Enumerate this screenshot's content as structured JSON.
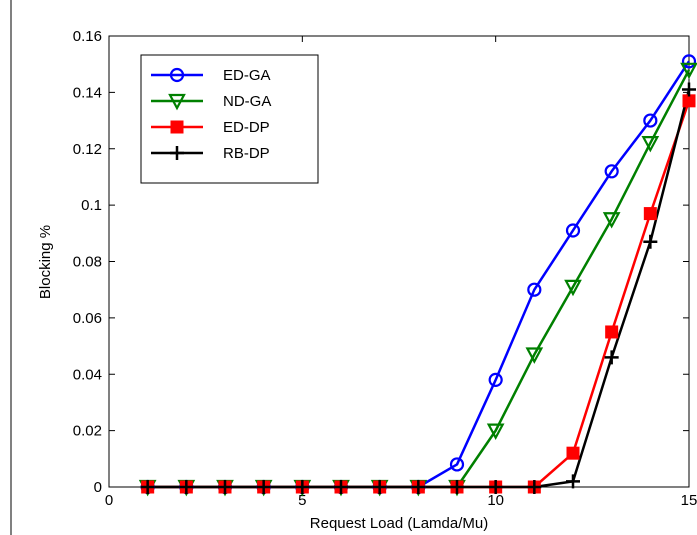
{
  "chart_data": {
    "type": "line",
    "xlabel": "Request Load (Lamda/Mu)",
    "ylabel": "Blocking %",
    "xlim": [
      0,
      15
    ],
    "ylim": [
      0,
      0.16
    ],
    "x_ticks": [
      "0",
      "5",
      "10",
      "15"
    ],
    "y_ticks": [
      "0",
      "0.02",
      "0.04",
      "0.06",
      "0.08",
      "0.1",
      "0.12",
      "0.14",
      "0.16"
    ],
    "grid": false,
    "legend_position": "top-left",
    "x": [
      1,
      2,
      3,
      4,
      5,
      6,
      7,
      8,
      9,
      10,
      11,
      12,
      13,
      14,
      15
    ],
    "series": [
      {
        "name": "ED-GA",
        "color": "#0000ff",
        "marker": "circle",
        "values": [
          0,
          0,
          0,
          0,
          0,
          0,
          0,
          0,
          0.008,
          0.038,
          0.07,
          0.091,
          0.112,
          0.13,
          0.151
        ]
      },
      {
        "name": "ND-GA",
        "color": "#008000",
        "marker": "triangle-down",
        "values": [
          0,
          0,
          0,
          0,
          0,
          0,
          0,
          0,
          0,
          0.02,
          0.047,
          0.071,
          0.095,
          0.122,
          0.148
        ]
      },
      {
        "name": "ED-DP",
        "color": "#ff0000",
        "marker": "square",
        "values": [
          0,
          0,
          0,
          0,
          0,
          0,
          0,
          0,
          0,
          0,
          0,
          0.012,
          0.055,
          0.097,
          0.137
        ]
      },
      {
        "name": "RB-DP",
        "color": "#000000",
        "marker": "plus",
        "values": [
          0,
          0,
          0,
          0,
          0,
          0,
          0,
          0,
          0,
          0,
          0,
          0.002,
          0.046,
          0.087,
          0.141
        ]
      }
    ]
  }
}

- [WRITTEN REQUEST]:
Quote the full listing above word for word; exclude every picture from the copy.

- [SOLUTION FOR THIS PROBLEM]:
Enumerate this screenshot's content as structured JSON.
{
  "chart_data": {
    "type": "line",
    "xlabel": "Request Load (Lamda/Mu)",
    "ylabel": "Blocking %",
    "xlim": [
      0,
      15
    ],
    "ylim": [
      0,
      0.16
    ],
    "x_ticks": [
      "0",
      "5",
      "10",
      "15"
    ],
    "y_ticks": [
      "0",
      "0.02",
      "0.04",
      "0.06",
      "0.08",
      "0.1",
      "0.12",
      "0.14",
      "0.16"
    ],
    "grid": false,
    "legend_position": "top-left",
    "x": [
      1,
      2,
      3,
      4,
      5,
      6,
      7,
      8,
      9,
      10,
      11,
      12,
      13,
      14,
      15
    ],
    "series": [
      {
        "name": "ED-GA",
        "color": "#0000ff",
        "marker": "circle",
        "values": [
          0,
          0,
          0,
          0,
          0,
          0,
          0,
          0,
          0.008,
          0.038,
          0.07,
          0.091,
          0.112,
          0.13,
          0.151
        ]
      },
      {
        "name": "ND-GA",
        "color": "#008000",
        "marker": "triangle-down",
        "values": [
          0,
          0,
          0,
          0,
          0,
          0,
          0,
          0,
          0,
          0.02,
          0.047,
          0.071,
          0.095,
          0.122,
          0.148
        ]
      },
      {
        "name": "ED-DP",
        "color": "#ff0000",
        "marker": "square",
        "values": [
          0,
          0,
          0,
          0,
          0,
          0,
          0,
          0,
          0,
          0,
          0,
          0.012,
          0.055,
          0.097,
          0.137
        ]
      },
      {
        "name": "RB-DP",
        "color": "#000000",
        "marker": "plus",
        "values": [
          0,
          0,
          0,
          0,
          0,
          0,
          0,
          0,
          0,
          0,
          0,
          0.002,
          0.046,
          0.087,
          0.141
        ]
      }
    ]
  }
}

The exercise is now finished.